--- Start The data ---

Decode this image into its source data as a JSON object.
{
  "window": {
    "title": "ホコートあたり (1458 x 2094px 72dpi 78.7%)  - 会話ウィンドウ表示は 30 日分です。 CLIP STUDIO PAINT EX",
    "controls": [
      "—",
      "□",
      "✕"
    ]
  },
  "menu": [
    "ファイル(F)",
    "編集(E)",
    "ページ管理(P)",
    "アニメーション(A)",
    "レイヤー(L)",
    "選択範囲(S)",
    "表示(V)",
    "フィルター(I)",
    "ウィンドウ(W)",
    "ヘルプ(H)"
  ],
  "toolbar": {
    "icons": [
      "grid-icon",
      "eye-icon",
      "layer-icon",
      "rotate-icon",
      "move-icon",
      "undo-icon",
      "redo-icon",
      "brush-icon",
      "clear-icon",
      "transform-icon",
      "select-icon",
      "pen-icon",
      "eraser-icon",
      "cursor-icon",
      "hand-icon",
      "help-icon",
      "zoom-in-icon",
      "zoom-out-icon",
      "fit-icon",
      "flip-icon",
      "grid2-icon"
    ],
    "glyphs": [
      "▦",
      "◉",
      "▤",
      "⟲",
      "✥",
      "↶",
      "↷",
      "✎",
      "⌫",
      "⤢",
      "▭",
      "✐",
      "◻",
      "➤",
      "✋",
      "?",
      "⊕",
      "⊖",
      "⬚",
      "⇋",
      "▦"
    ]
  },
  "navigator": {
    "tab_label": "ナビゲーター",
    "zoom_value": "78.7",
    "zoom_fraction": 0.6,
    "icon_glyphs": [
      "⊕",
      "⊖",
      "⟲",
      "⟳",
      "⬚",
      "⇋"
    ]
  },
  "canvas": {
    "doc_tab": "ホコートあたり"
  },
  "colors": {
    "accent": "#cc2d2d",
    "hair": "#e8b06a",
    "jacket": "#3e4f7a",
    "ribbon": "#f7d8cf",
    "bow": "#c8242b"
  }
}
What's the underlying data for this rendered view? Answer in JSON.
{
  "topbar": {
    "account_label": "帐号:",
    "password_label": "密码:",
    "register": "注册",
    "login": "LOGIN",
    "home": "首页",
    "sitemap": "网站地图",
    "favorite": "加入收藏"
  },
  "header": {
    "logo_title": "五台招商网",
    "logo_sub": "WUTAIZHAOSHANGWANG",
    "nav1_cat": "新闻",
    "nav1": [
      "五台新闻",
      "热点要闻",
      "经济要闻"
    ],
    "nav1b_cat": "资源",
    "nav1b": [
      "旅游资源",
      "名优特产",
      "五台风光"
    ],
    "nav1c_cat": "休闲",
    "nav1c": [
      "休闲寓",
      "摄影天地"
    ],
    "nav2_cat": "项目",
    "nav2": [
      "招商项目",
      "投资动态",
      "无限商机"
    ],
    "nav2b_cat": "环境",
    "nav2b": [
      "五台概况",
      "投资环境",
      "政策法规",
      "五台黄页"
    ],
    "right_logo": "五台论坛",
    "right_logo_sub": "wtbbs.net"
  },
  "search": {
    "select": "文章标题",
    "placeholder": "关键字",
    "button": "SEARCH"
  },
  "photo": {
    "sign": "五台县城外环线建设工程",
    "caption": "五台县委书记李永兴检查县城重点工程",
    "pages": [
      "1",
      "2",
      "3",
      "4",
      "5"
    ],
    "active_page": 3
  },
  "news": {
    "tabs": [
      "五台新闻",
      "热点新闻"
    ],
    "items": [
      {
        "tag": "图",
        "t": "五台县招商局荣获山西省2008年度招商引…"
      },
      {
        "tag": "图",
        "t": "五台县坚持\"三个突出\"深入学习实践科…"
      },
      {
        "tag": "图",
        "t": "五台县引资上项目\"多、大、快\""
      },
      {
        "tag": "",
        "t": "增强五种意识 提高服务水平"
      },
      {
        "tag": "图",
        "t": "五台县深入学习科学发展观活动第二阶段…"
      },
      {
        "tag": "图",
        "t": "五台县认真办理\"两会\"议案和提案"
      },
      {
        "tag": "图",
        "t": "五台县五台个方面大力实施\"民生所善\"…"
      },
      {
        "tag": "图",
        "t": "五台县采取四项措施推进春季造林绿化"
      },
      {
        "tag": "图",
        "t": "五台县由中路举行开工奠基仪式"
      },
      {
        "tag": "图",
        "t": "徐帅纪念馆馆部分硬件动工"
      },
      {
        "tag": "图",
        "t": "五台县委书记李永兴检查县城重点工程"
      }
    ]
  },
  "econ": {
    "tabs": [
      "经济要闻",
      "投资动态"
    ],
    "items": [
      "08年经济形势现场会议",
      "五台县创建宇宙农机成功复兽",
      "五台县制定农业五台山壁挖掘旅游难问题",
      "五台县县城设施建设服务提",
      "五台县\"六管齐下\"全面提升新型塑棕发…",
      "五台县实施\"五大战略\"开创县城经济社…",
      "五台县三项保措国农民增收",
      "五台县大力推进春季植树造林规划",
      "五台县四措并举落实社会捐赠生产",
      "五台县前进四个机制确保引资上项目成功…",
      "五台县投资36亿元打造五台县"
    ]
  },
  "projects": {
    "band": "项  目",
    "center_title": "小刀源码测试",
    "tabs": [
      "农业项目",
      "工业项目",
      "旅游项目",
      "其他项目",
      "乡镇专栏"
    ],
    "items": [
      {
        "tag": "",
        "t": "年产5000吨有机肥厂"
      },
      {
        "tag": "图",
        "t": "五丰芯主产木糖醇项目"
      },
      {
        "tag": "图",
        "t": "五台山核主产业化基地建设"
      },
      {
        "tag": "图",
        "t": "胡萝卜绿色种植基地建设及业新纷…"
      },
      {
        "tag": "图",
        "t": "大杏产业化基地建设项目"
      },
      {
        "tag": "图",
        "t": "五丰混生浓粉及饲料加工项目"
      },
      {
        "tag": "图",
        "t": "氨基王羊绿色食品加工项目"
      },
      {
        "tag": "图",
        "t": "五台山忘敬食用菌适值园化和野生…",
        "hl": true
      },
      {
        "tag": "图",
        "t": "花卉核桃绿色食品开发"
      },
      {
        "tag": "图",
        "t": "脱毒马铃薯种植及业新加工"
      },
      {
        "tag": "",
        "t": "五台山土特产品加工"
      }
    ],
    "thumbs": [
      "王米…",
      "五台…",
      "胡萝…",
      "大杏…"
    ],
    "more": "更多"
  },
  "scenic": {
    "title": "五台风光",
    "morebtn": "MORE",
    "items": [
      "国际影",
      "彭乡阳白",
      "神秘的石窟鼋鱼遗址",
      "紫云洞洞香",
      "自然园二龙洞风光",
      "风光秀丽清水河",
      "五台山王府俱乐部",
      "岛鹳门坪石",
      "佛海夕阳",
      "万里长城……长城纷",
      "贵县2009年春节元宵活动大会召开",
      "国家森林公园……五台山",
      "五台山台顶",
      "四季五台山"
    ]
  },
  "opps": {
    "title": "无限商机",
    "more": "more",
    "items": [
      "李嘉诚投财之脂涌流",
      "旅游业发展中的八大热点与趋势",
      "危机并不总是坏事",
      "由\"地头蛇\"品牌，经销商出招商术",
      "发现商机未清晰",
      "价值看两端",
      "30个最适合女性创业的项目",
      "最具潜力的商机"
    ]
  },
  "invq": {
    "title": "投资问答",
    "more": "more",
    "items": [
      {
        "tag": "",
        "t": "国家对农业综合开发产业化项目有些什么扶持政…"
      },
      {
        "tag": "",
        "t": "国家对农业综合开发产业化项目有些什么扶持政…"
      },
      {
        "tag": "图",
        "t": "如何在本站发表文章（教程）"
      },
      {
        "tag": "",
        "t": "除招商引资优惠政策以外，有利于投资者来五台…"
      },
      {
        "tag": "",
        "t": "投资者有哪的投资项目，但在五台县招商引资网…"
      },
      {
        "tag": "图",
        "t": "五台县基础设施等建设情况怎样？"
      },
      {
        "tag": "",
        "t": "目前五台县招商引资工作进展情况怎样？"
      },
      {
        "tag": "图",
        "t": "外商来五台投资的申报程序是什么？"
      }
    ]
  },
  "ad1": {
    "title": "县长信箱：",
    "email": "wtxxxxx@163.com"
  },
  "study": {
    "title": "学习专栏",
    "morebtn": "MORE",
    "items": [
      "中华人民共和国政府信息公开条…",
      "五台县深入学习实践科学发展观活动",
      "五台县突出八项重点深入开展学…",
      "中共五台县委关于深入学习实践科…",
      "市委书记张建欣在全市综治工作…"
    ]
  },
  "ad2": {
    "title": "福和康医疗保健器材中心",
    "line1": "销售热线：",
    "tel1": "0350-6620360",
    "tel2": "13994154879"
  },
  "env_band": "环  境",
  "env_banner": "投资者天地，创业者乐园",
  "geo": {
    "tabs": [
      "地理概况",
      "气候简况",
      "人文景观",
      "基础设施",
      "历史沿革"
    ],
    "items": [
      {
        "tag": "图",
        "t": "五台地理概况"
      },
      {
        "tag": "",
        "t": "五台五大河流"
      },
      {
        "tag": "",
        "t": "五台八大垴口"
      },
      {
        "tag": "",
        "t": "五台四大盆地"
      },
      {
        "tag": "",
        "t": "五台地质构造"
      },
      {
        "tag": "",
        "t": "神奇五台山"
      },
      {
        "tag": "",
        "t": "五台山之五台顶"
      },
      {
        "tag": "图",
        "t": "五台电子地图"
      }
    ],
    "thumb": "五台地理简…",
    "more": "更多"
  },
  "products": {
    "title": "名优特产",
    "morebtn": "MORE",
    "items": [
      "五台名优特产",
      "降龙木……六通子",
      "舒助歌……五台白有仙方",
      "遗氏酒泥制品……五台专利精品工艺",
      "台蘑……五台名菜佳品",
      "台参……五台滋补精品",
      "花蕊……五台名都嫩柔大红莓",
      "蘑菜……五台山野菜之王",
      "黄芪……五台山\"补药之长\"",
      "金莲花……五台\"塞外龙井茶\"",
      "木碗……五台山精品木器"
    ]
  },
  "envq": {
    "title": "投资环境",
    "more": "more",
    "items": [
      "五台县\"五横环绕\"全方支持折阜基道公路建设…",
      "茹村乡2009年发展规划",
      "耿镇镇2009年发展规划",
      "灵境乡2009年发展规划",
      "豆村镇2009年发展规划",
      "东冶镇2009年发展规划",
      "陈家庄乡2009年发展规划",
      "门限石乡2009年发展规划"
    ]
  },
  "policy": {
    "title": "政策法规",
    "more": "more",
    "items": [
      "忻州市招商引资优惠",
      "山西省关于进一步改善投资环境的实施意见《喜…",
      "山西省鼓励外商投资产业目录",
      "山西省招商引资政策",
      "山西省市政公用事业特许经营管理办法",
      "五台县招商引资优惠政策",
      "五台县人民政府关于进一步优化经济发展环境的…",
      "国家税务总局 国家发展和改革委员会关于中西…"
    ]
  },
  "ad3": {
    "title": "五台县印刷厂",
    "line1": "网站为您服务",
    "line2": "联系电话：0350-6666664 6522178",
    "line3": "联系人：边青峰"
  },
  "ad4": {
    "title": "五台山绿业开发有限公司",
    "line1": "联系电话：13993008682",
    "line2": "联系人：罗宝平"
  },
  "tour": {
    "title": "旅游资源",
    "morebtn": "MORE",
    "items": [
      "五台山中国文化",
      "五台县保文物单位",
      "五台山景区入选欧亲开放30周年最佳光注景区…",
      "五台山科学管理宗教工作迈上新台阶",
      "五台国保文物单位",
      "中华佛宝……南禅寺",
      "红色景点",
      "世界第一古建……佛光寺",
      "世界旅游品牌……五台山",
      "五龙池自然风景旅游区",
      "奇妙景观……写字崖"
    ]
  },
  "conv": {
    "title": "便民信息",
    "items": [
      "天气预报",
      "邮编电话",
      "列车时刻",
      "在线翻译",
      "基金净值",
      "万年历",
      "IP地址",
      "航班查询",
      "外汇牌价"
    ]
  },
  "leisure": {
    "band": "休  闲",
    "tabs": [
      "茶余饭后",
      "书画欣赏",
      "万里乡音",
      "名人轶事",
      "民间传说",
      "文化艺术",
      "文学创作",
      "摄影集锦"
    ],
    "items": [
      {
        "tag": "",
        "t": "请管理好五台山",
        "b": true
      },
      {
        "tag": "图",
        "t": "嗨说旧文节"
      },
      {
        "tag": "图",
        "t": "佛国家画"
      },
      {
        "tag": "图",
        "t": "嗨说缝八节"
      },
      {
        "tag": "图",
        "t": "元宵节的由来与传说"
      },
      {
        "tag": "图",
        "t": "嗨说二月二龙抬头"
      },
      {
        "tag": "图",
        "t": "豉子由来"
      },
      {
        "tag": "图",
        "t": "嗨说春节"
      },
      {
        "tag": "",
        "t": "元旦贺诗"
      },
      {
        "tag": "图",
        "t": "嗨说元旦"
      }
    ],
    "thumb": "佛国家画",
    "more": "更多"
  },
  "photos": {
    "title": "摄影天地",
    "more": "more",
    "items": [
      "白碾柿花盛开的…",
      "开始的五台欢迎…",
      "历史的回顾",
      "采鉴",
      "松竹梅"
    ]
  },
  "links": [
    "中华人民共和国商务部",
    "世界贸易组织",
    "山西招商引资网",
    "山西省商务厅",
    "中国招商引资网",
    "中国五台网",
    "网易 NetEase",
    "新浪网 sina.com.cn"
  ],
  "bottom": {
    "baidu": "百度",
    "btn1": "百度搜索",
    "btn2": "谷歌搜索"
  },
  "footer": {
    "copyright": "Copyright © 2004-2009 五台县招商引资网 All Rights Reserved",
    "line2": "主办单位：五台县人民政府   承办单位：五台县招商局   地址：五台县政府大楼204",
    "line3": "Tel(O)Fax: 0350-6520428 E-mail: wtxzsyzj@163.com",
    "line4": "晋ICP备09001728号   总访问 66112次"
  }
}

--- End The data ---

◆ **Prompt**
Tally the lines in these entries that have the string "JSON" in them, then answer with the count and nothing else.

◆ **Solution for this problem**
2